┌──

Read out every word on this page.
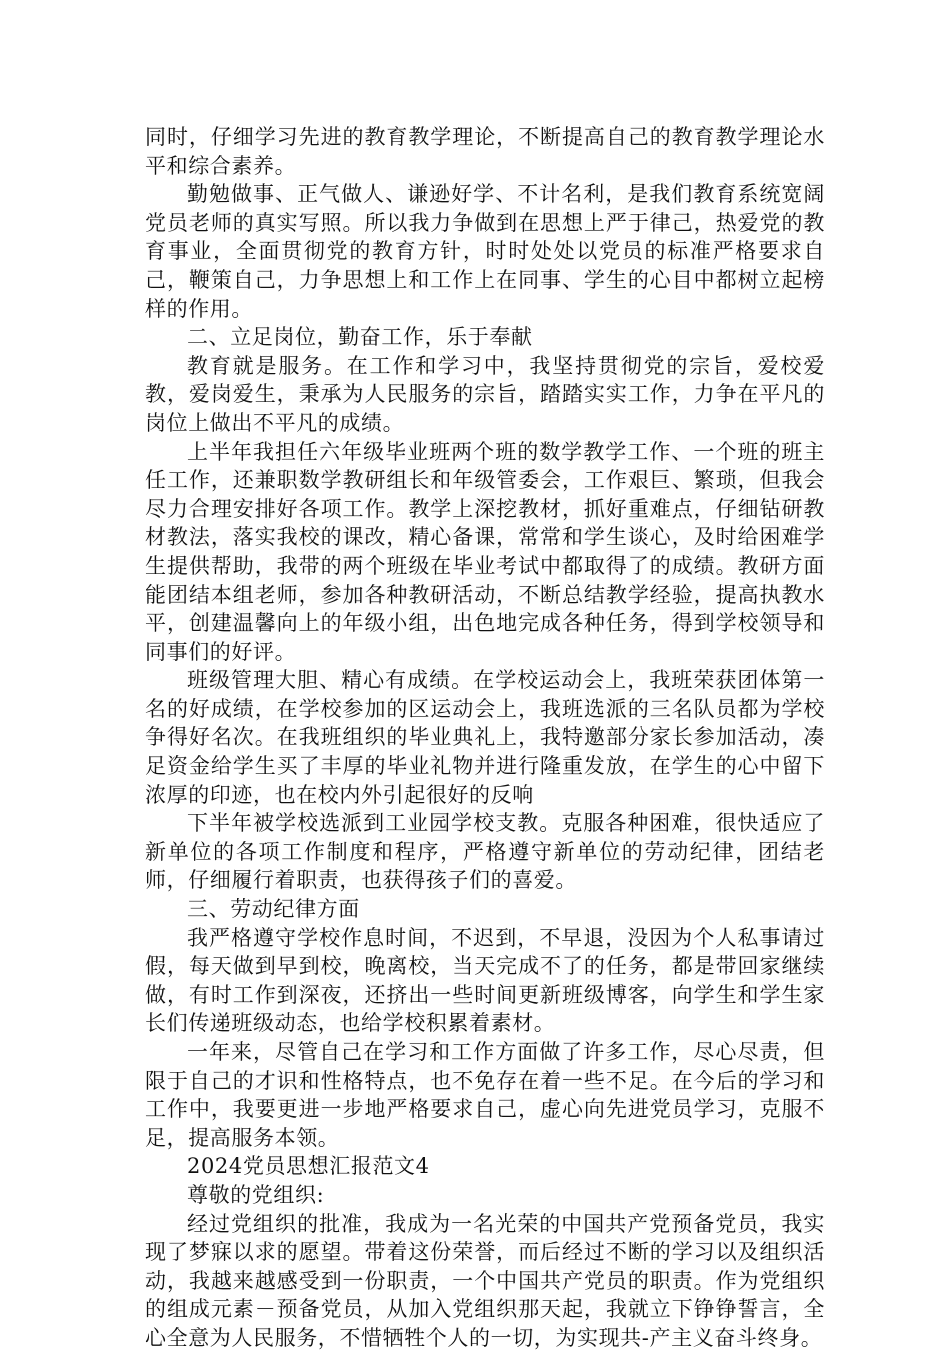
同时，仔细学习先进的教育教学理论，不断提高自己的教育教学理论水平和综合素养。

勤勉做事、正气做人、谦逊好学、不计名利，是我们教育系统宽阔党员老师的真实写照。所以我力争做到在思想上严于律己，热爱党的教育事业，全面贯彻党的教育方针，时时处处以党员的标准严格要求自己，鞭策自己，力争思想上和工作上在同事、学生的心目中都树立起榜样的作用。

二、立足岗位，勤奋工作，乐于奉献

教育就是服务。在工作和学习中，我坚持贯彻党的宗旨，爱校爱教，爱岗爱生，秉承为人民服务的宗旨，踏踏实实工作，力争在平凡的岗位上做出不平凡的成绩。

上半年我担任六年级毕业班两个班的数学教学工作、一个班的班主任工作，还兼职数学教研组长和年级管委会，工作艰巨、繁琐，但我会尽力合理安排好各项工作。教学上深挖教材，抓好重难点，仔细钻研教材教法，落实我校的课改，精心备课，常常和学生谈心，及时给困难学生提供帮助，我带的两个班级在毕业考试中都取得了的成绩。教研方面能团结本组老师，参加各种教研活动，不断总结教学经验，提高执教水平，创建温馨向上的年级小组，出色地完成各种任务，得到学校领导和同事们的好评。

班级管理大胆、精心有成绩。在学校运动会上，我班荣获团体第一名的好成绩，在学校参加的区运动会上，我班选派的三名队员都为学校争得好名次。在我班组织的毕业典礼上，我特邀部分家长参加活动，凑足资金给学生买了丰厚的毕业礼物并进行隆重发放，在学生的心中留下浓厚的印迹，也在校内外引起很好的反响

下半年被学校选派到工业园学校支教。克服各种困难，很快适应了新单位的各项工作制度和程序，严格遵守新单位的劳动纪律，团结老师，仔细履行着职责，也获得孩子们的喜爱。

三、劳动纪律方面

我严格遵守学校作息时间，不迟到，不早退，没因为个人私事请过假，每天做到早到校，晚离校，当天完成不了的任务，都是带回家继续做，有时工作到深夜，还挤出一些时间更新班级博客，向学生和学生家长们传递班级动态，也给学校积累着素材。

一年来，尽管自己在学习和工作方面做了许多工作，尽心尽责，但限于自己的才识和性格特点，也不免存在着一些不足。在今后的学习和工作中，我要更进一步地严格要求自己，虚心向先进党员学习，克服不足，提高服务本领。

2024党员思想汇报范文4

尊敬的党组织:

经过党组织的批准，我成为一名光荣的中国共产党预备党员，我实现了梦寐以求的愿望。带着这份荣誉，而后经过不断的学习以及组织活动，我越来越感受到一份职责，一个中国共产党员的职责。作为党组织的组成元素－预备党员，从加入党组织那天起，我就立下铮铮誓言，全心全意为人民服务，不惜牺牲个人的一切，为实现共-产主义奋斗终身。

└──

#### [What to produce]
All of the material above should be reproduced exactly, except the pictures.

#### [Task response]
Read out every word on this page.
同时，仔细学习先进的教育教学理论，不断提高自己的教育教学理论水平和综合素养。

勤勉做事、正气做人、谦逊好学、不计名利，是我们教育系统宽阔党员老师的真实写照。所以我力争做到在思想上严于律己，热爱党的教育事业，全面贯彻党的教育方针，时时处处以党员的标准严格要求自己，鞭策自己，力争思想上和工作上在同事、学生的心目中都树立起榜样的作用。

二、立足岗位，勤奋工作，乐于奉献

教育就是服务。在工作和学习中，我坚持贯彻党的宗旨，爱校爱教，爱岗爱生，秉承为人民服务的宗旨，踏踏实实工作，力争在平凡的岗位上做出不平凡的成绩。

上半年我担任六年级毕业班两个班的数学教学工作、一个班的班主任工作，还兼职数学教研组长和年级管委会，工作艰巨、繁琐，但我会尽力合理安排好各项工作。教学上深挖教材，抓好重难点，仔细钻研教材教法，落实我校的课改，精心备课，常常和学生谈心，及时给困难学生提供帮助，我带的两个班级在毕业考试中都取得了的成绩。教研方面能团结本组老师，参加各种教研活动，不断总结教学经验，提高执教水平，创建温馨向上的年级小组，出色地完成各种任务，得到学校领导和同事们的好评。

班级管理大胆、精心有成绩。在学校运动会上，我班荣获团体第一名的好成绩，在学校参加的区运动会上，我班选派的三名队员都为学校争得好名次。在我班组织的毕业典礼上，我特邀部分家长参加活动，凑足资金给学生买了丰厚的毕业礼物并进行隆重发放，在学生的心中留下浓厚的印迹，也在校内外引起很好的反响

下半年被学校选派到工业园学校支教。克服各种困难，很快适应了新单位的各项工作制度和程序，严格遵守新单位的劳动纪律，团结老师，仔细履行着职责，也获得孩子们的喜爱。

三、劳动纪律方面

我严格遵守学校作息时间，不迟到，不早退，没因为个人私事请过假，每天做到早到校，晚离校，当天完成不了的任务，都是带回家继续做，有时工作到深夜，还挤出一些时间更新班级博客，向学生和学生家长们传递班级动态，也给学校积累着素材。

一年来，尽管自己在学习和工作方面做了许多工作，尽心尽责，但限于自己的才识和性格特点，也不免存在着一些不足。在今后的学习和工作中，我要更进一步地严格要求自己，虚心向先进党员学习，克服不足，提高服务本领。

2024党员思想汇报范文4

尊敬的党组织:

经过党组织的批准，我成为一名光荣的中国共产党预备党员，我实现了梦寐以求的愿望。带着这份荣誉，而后经过不断的学习以及组织活动，我越来越感受到一份职责，一个中国共产党员的职责。作为党组织的组成元素－预备党员，从加入党组织那天起，我就立下铮铮誓言，全心全意为人民服务，不惜牺牲个人的一切，为实现共-产主义奋斗终身。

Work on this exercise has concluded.